Do this —
State how many lines in the rows below contain the string "dhcp", giving only the number.

>> Start

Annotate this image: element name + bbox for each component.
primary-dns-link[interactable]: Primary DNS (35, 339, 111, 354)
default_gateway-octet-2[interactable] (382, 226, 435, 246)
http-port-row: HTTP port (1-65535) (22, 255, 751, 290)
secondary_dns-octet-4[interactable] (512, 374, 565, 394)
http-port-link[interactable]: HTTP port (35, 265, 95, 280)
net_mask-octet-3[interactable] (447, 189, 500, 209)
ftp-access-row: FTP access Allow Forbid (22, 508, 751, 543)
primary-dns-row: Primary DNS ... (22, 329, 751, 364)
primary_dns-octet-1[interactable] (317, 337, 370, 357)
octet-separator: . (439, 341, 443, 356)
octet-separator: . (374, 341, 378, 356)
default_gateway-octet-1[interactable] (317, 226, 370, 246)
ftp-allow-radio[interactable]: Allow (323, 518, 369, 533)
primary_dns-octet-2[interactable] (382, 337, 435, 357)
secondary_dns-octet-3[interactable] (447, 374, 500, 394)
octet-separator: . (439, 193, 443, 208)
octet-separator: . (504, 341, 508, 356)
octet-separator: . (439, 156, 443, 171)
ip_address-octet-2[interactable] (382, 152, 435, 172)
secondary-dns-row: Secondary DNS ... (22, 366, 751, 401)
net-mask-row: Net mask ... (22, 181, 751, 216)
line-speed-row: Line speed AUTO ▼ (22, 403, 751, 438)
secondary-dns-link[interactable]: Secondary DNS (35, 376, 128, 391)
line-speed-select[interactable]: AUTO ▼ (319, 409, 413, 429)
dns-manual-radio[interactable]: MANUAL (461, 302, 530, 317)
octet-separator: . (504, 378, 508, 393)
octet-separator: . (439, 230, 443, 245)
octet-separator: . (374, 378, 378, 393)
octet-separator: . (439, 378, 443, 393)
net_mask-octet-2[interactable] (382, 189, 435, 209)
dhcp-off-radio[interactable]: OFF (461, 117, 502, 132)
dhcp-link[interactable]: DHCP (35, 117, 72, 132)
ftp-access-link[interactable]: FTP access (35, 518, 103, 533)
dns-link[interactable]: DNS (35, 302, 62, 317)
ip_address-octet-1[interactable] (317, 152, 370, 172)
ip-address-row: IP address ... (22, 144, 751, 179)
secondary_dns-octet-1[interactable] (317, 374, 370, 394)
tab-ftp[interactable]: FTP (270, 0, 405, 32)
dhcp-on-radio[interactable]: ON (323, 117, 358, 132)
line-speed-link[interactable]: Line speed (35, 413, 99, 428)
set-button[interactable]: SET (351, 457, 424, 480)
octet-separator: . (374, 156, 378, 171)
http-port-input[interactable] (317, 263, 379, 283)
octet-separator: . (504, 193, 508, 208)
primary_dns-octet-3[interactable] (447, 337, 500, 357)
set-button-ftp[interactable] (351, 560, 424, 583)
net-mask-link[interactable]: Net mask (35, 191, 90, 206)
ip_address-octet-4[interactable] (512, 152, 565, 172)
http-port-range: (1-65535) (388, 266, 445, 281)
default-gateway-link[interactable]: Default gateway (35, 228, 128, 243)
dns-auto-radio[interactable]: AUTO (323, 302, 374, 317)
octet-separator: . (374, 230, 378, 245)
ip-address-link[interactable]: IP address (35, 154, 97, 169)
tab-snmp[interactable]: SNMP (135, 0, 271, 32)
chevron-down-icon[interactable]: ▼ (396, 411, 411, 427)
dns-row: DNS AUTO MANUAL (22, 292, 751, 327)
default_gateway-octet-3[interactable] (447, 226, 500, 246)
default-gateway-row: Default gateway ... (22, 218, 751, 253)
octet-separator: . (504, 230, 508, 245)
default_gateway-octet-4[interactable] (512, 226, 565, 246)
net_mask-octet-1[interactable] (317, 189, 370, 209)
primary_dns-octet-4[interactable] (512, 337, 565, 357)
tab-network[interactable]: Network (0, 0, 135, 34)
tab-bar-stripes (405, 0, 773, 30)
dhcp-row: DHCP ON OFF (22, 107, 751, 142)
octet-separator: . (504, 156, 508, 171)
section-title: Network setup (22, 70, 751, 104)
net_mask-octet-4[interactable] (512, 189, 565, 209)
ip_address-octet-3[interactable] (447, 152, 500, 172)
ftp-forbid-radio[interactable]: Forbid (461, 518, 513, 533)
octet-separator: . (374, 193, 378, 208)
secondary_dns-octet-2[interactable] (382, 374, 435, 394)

>> End

Full output —
4